## Data to use
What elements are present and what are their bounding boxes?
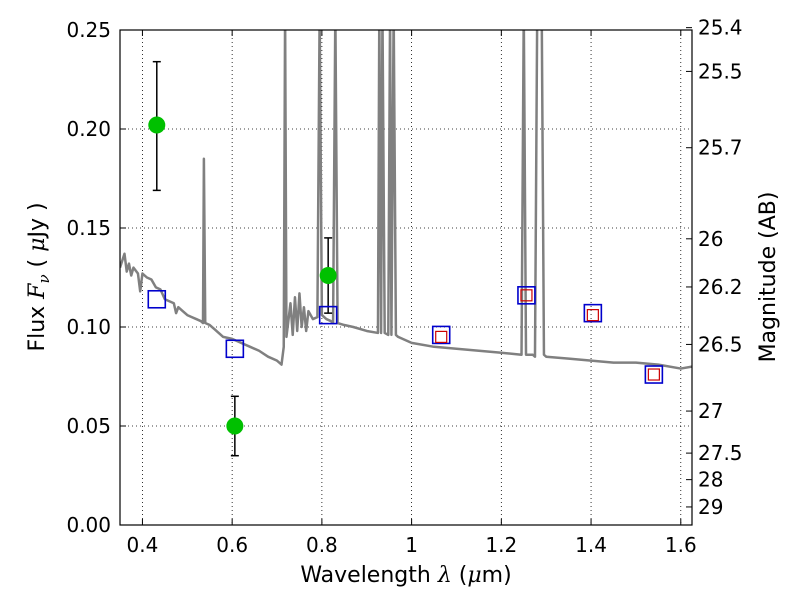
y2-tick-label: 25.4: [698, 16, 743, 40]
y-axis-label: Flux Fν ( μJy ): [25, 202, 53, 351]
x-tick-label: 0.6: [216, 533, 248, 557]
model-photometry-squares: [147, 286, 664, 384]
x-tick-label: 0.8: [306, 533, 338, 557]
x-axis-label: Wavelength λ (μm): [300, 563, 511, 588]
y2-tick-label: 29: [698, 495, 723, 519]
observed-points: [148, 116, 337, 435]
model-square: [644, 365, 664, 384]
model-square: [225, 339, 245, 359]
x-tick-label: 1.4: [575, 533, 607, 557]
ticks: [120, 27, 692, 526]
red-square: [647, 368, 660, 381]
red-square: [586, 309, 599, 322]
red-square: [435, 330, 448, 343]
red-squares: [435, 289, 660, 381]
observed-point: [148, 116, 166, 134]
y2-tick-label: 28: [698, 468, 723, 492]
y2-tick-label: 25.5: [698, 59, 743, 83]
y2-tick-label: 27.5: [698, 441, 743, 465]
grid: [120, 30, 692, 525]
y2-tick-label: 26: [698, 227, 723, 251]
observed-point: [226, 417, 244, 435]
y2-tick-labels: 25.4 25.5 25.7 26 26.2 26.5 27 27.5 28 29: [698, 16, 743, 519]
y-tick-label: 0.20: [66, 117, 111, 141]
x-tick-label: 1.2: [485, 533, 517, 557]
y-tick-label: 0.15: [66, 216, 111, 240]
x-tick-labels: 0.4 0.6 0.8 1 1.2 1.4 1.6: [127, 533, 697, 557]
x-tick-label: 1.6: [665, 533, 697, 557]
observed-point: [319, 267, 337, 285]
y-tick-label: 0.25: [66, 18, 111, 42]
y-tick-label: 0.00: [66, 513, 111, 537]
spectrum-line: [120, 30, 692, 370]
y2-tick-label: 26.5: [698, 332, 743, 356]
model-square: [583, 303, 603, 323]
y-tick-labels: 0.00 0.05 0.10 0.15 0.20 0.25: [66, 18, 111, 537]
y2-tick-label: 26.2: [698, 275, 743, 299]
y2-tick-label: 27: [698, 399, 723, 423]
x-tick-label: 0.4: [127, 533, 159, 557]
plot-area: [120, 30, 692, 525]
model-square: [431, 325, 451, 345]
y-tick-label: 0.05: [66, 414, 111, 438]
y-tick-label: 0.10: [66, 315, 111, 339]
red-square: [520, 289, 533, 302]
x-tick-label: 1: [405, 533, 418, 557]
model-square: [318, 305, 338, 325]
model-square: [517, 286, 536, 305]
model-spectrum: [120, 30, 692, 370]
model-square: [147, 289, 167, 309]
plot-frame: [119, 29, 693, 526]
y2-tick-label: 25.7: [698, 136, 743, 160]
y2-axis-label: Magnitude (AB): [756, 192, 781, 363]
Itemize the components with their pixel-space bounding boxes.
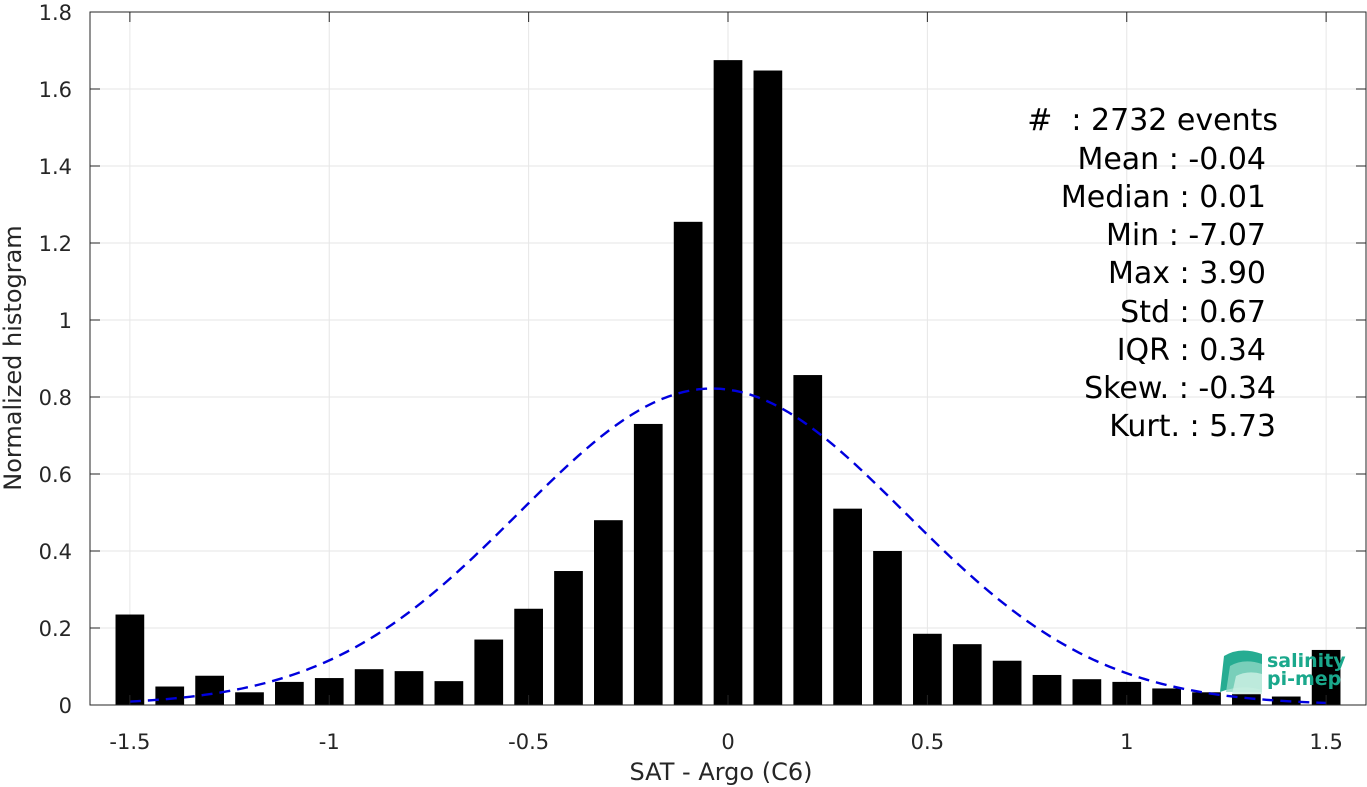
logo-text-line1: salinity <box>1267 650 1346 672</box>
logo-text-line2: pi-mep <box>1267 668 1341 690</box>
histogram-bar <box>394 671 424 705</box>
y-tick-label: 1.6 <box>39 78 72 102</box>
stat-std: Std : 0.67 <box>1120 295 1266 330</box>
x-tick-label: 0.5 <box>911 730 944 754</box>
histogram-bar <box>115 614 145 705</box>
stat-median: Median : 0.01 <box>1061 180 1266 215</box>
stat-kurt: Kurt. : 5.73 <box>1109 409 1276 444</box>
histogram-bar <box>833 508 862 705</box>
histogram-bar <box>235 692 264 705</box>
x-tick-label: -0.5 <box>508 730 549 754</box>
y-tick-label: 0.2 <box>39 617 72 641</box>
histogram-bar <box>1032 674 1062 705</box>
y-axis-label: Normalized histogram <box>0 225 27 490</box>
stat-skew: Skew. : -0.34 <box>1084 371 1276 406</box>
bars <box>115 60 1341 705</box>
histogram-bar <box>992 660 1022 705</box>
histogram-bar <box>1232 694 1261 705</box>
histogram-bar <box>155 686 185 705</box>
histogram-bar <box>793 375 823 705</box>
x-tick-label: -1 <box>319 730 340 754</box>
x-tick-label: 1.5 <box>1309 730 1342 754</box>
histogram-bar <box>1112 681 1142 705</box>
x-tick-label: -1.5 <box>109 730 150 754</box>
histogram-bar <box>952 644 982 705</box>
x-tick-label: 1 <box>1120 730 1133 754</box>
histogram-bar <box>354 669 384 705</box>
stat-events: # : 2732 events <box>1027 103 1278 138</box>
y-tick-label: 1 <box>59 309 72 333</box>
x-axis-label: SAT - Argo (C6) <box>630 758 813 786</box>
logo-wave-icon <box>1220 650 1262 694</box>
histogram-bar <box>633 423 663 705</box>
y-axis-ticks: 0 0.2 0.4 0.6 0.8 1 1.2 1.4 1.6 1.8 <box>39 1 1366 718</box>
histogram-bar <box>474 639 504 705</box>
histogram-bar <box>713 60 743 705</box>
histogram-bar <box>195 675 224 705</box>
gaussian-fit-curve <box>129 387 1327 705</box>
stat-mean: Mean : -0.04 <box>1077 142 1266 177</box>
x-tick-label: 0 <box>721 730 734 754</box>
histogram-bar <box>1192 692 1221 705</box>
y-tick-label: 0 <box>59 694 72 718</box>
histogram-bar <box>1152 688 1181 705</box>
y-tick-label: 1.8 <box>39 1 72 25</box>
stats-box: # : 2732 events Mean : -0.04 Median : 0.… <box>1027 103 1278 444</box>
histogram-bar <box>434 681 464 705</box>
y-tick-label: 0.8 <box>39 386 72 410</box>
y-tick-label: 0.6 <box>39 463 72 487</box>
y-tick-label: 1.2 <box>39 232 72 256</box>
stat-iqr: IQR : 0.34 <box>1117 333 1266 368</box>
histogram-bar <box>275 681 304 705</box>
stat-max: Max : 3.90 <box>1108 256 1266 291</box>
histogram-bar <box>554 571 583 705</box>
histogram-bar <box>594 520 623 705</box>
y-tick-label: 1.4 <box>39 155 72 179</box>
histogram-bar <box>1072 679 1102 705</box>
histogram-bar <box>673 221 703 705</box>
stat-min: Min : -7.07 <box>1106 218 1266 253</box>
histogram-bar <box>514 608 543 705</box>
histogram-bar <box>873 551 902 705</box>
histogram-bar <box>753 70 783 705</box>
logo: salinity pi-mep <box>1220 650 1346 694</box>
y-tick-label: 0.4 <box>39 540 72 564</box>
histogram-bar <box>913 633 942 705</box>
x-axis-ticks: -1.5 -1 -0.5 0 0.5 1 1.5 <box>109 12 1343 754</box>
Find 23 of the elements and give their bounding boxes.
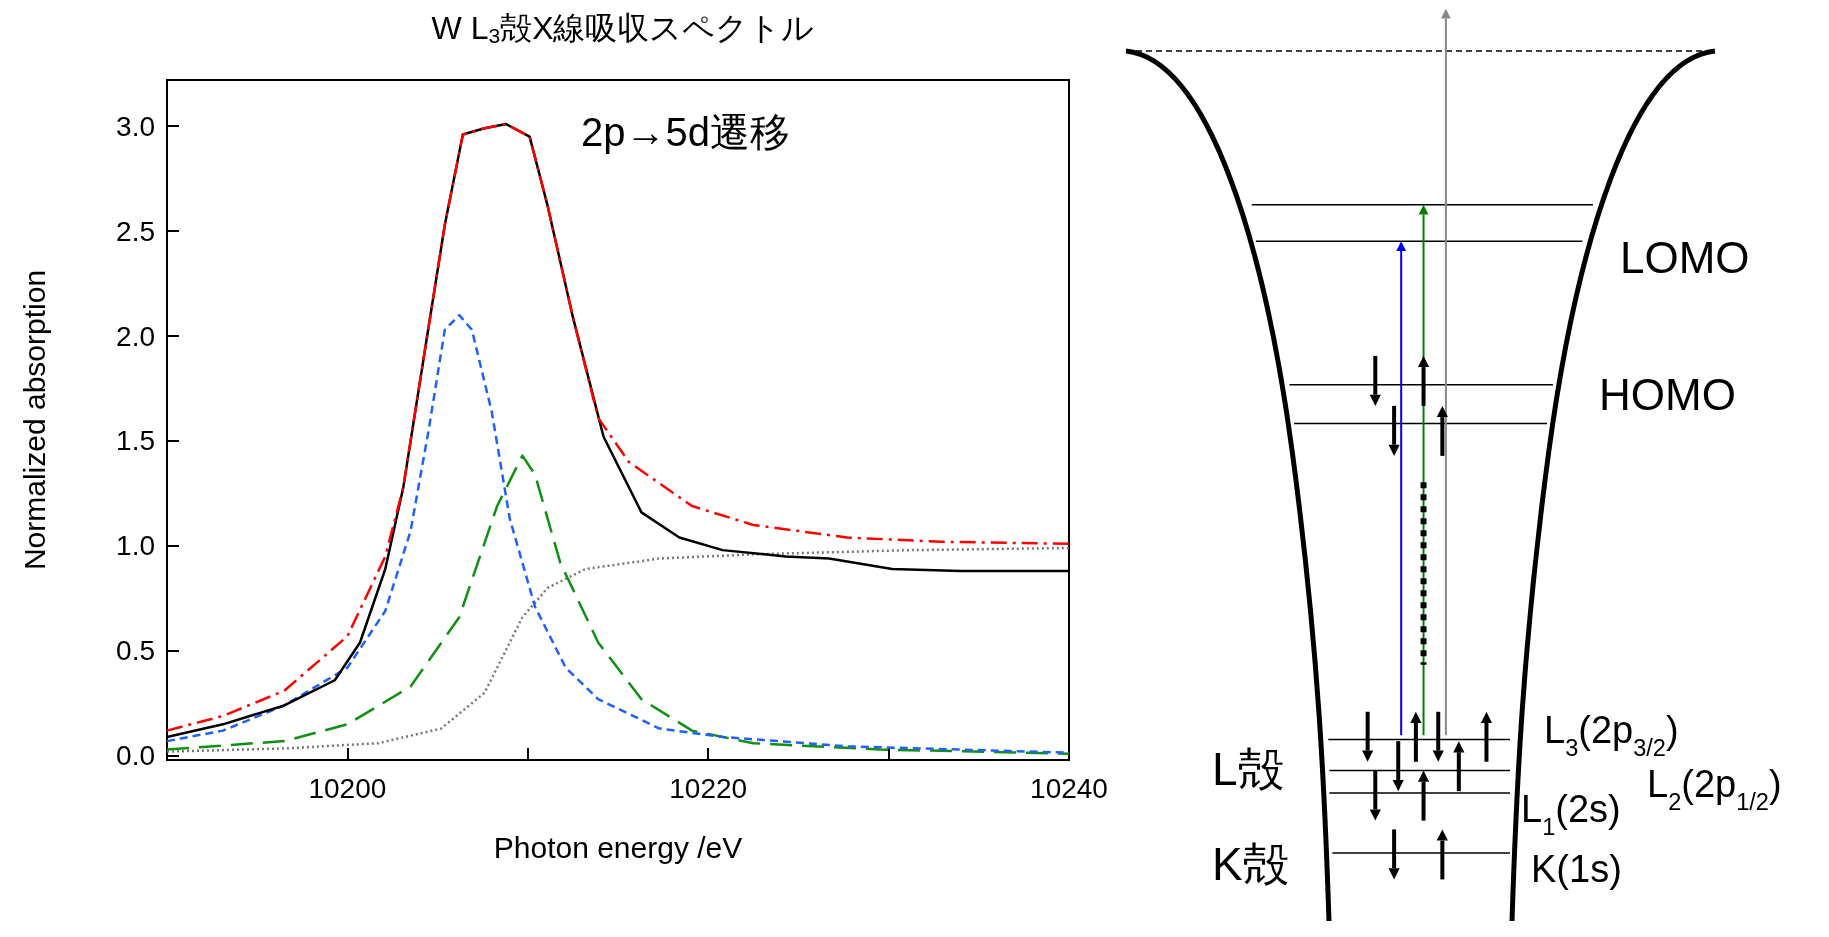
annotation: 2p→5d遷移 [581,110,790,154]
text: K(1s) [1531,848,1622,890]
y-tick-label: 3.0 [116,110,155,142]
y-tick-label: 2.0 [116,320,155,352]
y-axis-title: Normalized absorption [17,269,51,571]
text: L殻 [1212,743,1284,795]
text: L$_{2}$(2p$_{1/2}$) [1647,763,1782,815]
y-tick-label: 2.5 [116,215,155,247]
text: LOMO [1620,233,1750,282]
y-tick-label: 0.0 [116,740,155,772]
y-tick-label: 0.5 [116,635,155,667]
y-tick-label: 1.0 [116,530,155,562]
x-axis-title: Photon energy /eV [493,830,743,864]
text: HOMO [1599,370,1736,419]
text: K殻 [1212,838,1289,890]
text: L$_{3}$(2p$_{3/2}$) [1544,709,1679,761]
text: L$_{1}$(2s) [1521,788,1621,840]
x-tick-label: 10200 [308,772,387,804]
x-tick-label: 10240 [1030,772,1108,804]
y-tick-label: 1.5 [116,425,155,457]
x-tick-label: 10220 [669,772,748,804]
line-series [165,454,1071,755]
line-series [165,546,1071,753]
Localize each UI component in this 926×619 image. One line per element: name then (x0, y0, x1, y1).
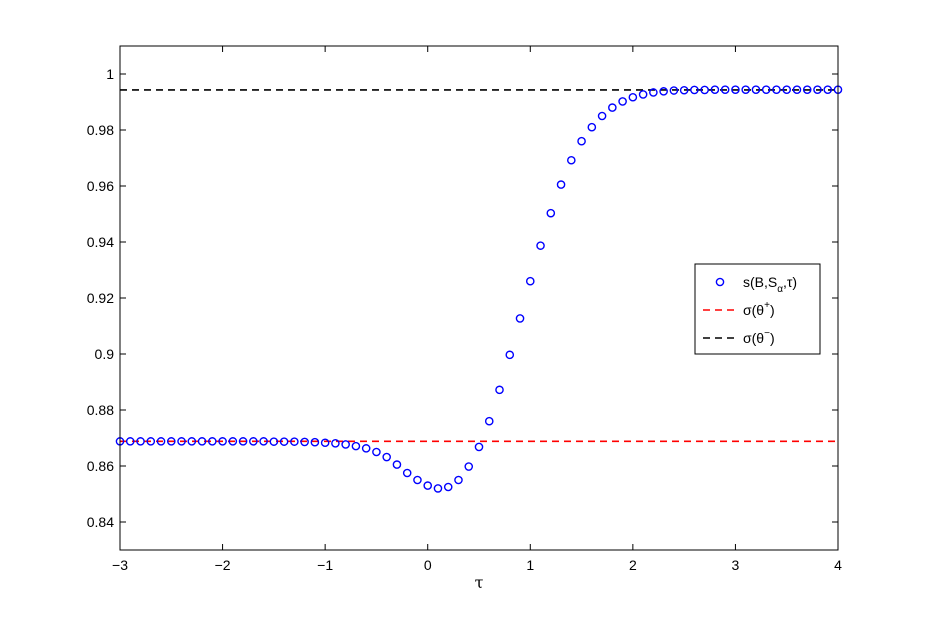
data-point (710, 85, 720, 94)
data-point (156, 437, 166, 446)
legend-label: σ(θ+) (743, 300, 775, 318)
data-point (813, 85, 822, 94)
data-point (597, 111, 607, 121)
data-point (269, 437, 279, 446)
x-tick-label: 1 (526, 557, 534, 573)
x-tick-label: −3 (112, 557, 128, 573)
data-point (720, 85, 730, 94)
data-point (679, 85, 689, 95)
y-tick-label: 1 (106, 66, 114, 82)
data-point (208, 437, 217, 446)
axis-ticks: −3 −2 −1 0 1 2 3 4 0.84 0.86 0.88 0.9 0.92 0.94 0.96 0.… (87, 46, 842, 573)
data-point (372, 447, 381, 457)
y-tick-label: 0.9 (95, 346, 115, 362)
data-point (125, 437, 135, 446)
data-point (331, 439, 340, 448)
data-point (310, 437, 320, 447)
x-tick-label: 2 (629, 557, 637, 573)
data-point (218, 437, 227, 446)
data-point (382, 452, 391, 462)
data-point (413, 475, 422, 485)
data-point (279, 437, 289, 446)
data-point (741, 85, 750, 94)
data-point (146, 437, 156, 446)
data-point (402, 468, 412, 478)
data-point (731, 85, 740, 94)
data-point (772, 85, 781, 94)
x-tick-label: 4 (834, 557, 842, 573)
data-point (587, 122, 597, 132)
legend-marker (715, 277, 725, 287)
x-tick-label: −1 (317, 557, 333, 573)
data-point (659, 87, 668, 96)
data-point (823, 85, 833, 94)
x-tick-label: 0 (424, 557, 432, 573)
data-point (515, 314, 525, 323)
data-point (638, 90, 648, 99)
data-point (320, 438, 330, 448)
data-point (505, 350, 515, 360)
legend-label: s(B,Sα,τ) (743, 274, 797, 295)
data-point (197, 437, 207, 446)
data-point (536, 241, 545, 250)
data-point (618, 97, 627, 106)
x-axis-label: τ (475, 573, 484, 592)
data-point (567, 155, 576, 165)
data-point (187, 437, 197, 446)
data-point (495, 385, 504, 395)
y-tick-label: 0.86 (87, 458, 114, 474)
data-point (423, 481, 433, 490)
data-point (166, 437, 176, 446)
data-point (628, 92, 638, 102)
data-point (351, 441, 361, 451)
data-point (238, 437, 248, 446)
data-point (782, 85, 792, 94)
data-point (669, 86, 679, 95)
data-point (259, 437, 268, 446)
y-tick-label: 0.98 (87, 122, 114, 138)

## What to work on
Quote the items from the line with "y2-tick-label: 25.4: [698, 16, 743, 40]" to the line with "model-square: [583, 303, 603, 323]", keeping every character as it appears.

## Finished task
y2-tick-label: 25.4: [698, 16, 743, 40]
y-axis-label: Flux Fν ( μJy ): [25, 202, 53, 351]
x-tick-label: 0.6: [216, 533, 248, 557]
model-photometry-squares: [147, 286, 664, 384]
x-tick-label: 0.8: [306, 533, 338, 557]
x-axis-label: Wavelength λ (μm): [300, 563, 511, 588]
y2-tick-label: 29: [698, 495, 723, 519]
observed-points: [148, 116, 337, 435]
model-square: [644, 365, 664, 384]
model-square: [225, 339, 245, 359]
x-tick-label: 1.4: [575, 533, 607, 557]
ticks: [120, 27, 692, 526]
red-square: [647, 368, 660, 381]
red-square: [586, 309, 599, 322]
red-square: [435, 330, 448, 343]
red-squares: [435, 289, 660, 381]
observed-point: [148, 116, 166, 134]
y2-tick-label: 28: [698, 468, 723, 492]
y2-tick-label: 25.5: [698, 59, 743, 83]
y2-tick-label: 27.5: [698, 441, 743, 465]
grid: [120, 30, 692, 525]
y2-tick-label: 26: [698, 227, 723, 251]
observed-point: [226, 417, 244, 435]
y2-tick-labels: 25.4 25.5 25.7 26 26.2 26.5 27 27.5 28 29: [698, 16, 743, 519]
y-tick-label: 0.20: [66, 117, 111, 141]
x-tick-label: 1.2: [485, 533, 517, 557]
y-tick-label: 0.15: [66, 216, 111, 240]
x-tick-labels: 0.4 0.6 0.8 1 1.2 1.4 1.6: [127, 533, 697, 557]
x-tick-label: 1.6: [665, 533, 697, 557]
observed-point: [319, 267, 337, 285]
y-tick-label: 0.25: [66, 18, 111, 42]
y-tick-label: 0.00: [66, 513, 111, 537]
spectrum-line: [120, 30, 692, 370]
y2-tick-label: 26.5: [698, 332, 743, 356]
model-square: [583, 303, 603, 323]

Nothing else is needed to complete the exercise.